▶ **Stored records**:

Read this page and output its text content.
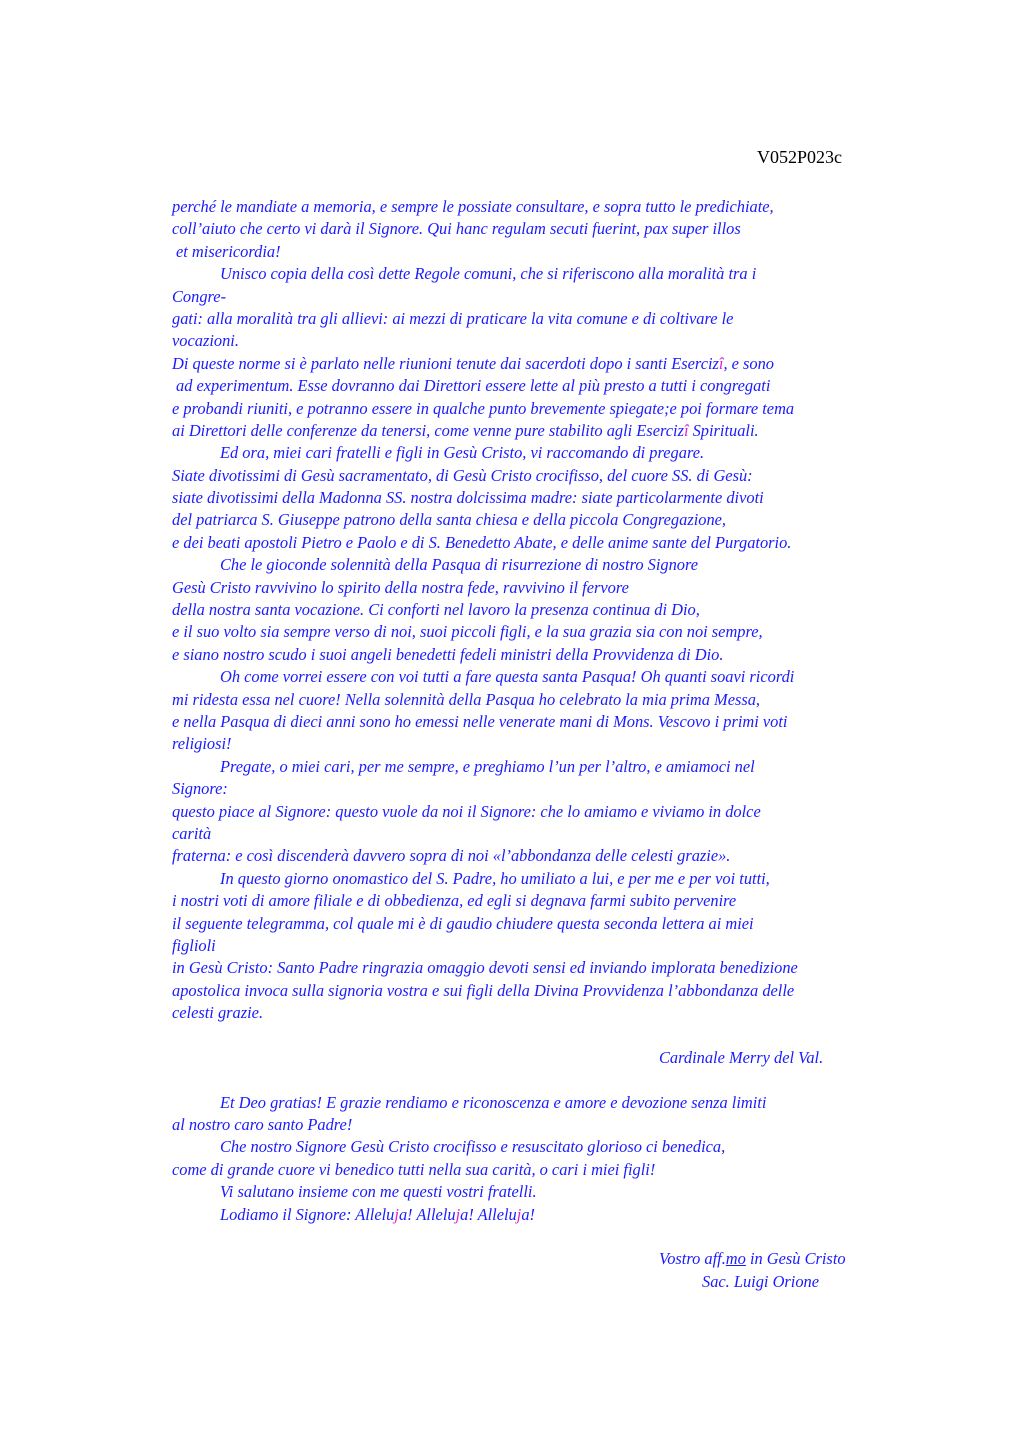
V052P023c
perché le mandiate a memoria, e sempre le possiate consultare, e sopra tutto le predichiate,
coll’aiuto che certo vi darà il Signore. Qui hanc regulam secuti fuerint, pax super illos
et misericordia!
Unisco copia della così dette Regole comuni, che si riferiscono alla moralità tra i
Congre-
gati: alla moralità tra gli allievi: ai mezzi di praticare la vita comune e di coltivare le
vocazioni.
Di queste norme si è parlato nelle riunioni tenute dai sacerdoti dopo i santi Esercizî, e sono
ad experimentum. Esse dovranno dai Direttori essere lette al più presto a tutti i congregati
e probandi riuniti, e potranno essere in qualche punto brevemente spiegate;e poi formare tema
ai Direttori delle conferenze da tenersi, come venne pure stabilito agli Esercizî Spirituali.
Ed ora, miei cari fratelli e figli in Gesù Cristo, vi raccomando di pregare.
Siate divotissimi di Gesù sacramentato, di Gesù Cristo crocifisso, del cuore SS. di Gesù:
siate divotissimi della Madonna SS. nostra dolcissima madre: siate particolarmente divoti
del patriarca S. Giuseppe patrono della santa chiesa e della piccola Congregazione,
e dei beati apostoli Pietro e Paolo e di S. Benedetto Abate, e delle anime sante del Purgatorio.
Che le gioconde solennità della Pasqua di risurrezione di nostro Signore
Gesù Cristo ravvivino lo spirito della nostra fede, ravvivino il fervore
della nostra santa vocazione. Ci conforti nel lavoro la presenza continua di Dio,
e il suo volto sia sempre verso di noi, suoi piccoli figli, e la sua grazia sia con noi sempre,
e siano nostro scudo i suoi angeli benedetti fedeli ministri della Provvidenza di Dio.
Oh come vorrei essere con voi tutti a fare questa santa Pasqua! Oh quanti soavi ricordi
mi ridesta essa nel cuore! Nella solennità della Pasqua ho celebrato la mia prima Messa,
e nella Pasqua di dieci anni sono ho emessi nelle venerate mani di Mons. Vescovo i primi voti
religiosi!
Pregate, o miei cari, per me sempre, e preghiamo l’un per l’altro, e amiamoci nel
Signore:
questo piace al Signore: questo vuole da noi il Signore: che lo amiamo e viviamo in dolce
carità
fraterna: e così discenderà davvero sopra di noi «l’abbondanza delle celesti grazie».
In questo giorno onomastico del S. Padre, ho umiliato a lui, e per me e per voi tutti,
i nostri voti di amore filiale e di obbedienza, ed egli si degnava farmi subito pervenire
il seguente telegramma, col quale mi è di gaudio chiudere questa seconda lettera ai miei
figlioli
in Gesù Cristo: Santo Padre ringrazia omaggio devoti sensi ed inviando implorata benedizione
apostolica invoca sulla signoria vostra e sui figli della Divina Provvidenza l’abbondanza delle
celesti grazie.
Cardinale Merry del Val.
Et Deo gratias! E grazie rendiamo e riconoscenza e amore e devozione senza limiti
al nostro caro santo Padre!
Che nostro Signore Gesù Cristo crocifisso e resuscitato glorioso ci benedica,
come di grande cuore vi benedico tutti nella sua carità, o cari i miei figli!
Vi salutano insieme con me questi vostri fratelli.
Lodiamo il Signore: Alleluja! Alleluja! Alleluja!
Vostro aff.mo in Gesù Cristo
Sac. Luigi Orione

▶ **Request**: Write out each entry exactly as given, but skip the pictures.

▶ **Reply to the task**:
Read this page and output its text content.
V052P023c
perché le mandiate a memoria, e sempre le possiate consultare, e sopra tutto le predichiate,
coll’aiuto che certo vi darà il Signore. Qui hanc regulam secuti fuerint, pax super illos
et misericordia!
Unisco copia della così dette Regole comuni, che si riferiscono alla moralità tra i
Congre-
gati: alla moralità tra gli allievi: ai mezzi di praticare la vita comune e di coltivare le
vocazioni.
Di queste norme si è parlato nelle riunioni tenute dai sacerdoti dopo i santi Esercizî, e sono
ad experimentum. Esse dovranno dai Direttori essere lette al più presto a tutti i congregati
e probandi riuniti, e potranno essere in qualche punto brevemente spiegate;e poi formare tema
ai Direttori delle conferenze da tenersi, come venne pure stabilito agli Esercizî Spirituali.
Ed ora, miei cari fratelli e figli in Gesù Cristo, vi raccomando di pregare.
Siate divotissimi di Gesù sacramentato, di Gesù Cristo crocifisso, del cuore SS. di Gesù:
siate divotissimi della Madonna SS. nostra dolcissima madre: siate particolarmente divoti
del patriarca S. Giuseppe patrono della santa chiesa e della piccola Congregazione,
e dei beati apostoli Pietro e Paolo e di S. Benedetto Abate, e delle anime sante del Purgatorio.
Che le gioconde solennità della Pasqua di risurrezione di nostro Signore
Gesù Cristo ravvivino lo spirito della nostra fede, ravvivino il fervore
della nostra santa vocazione. Ci conforti nel lavoro la presenza continua di Dio,
e il suo volto sia sempre verso di noi, suoi piccoli figli, e la sua grazia sia con noi sempre,
e siano nostro scudo i suoi angeli benedetti fedeli ministri della Provvidenza di Dio.
Oh come vorrei essere con voi tutti a fare questa santa Pasqua! Oh quanti soavi ricordi
mi ridesta essa nel cuore! Nella solennità della Pasqua ho celebrato la mia prima Messa,
e nella Pasqua di dieci anni sono ho emessi nelle venerate mani di Mons. Vescovo i primi voti
religiosi!
Pregate, o miei cari, per me sempre, e preghiamo l’un per l’altro, e amiamoci nel
Signore:
questo piace al Signore: questo vuole da noi il Signore: che lo amiamo e viviamo in dolce
carità
fraterna: e così discenderà davvero sopra di noi «l’abbondanza delle celesti grazie».
In questo giorno onomastico del S. Padre, ho umiliato a lui, e per me e per voi tutti,
i nostri voti di amore filiale e di obbedienza, ed egli si degnava farmi subito pervenire
il seguente telegramma, col quale mi è di gaudio chiudere questa seconda lettera ai miei
figlioli
in Gesù Cristo: Santo Padre ringrazia omaggio devoti sensi ed inviando implorata benedizione
apostolica invoca sulla signoria vostra e sui figli della Divina Provvidenza l’abbondanza delle
celesti grazie.
Cardinale Merry del Val.
Et Deo gratias! E grazie rendiamo e riconoscenza e amore e devozione senza limiti
al nostro caro santo Padre!
Che nostro Signore Gesù Cristo crocifisso e resuscitato glorioso ci benedica,
come di grande cuore vi benedico tutti nella sua carità, o cari i miei figli!
Vi salutano insieme con me questi vostri fratelli.
Lodiamo il Signore: Alleluja! Alleluja! Alleluja!
Vostro aff.mo in Gesù Cristo
Sac. Luigi Orione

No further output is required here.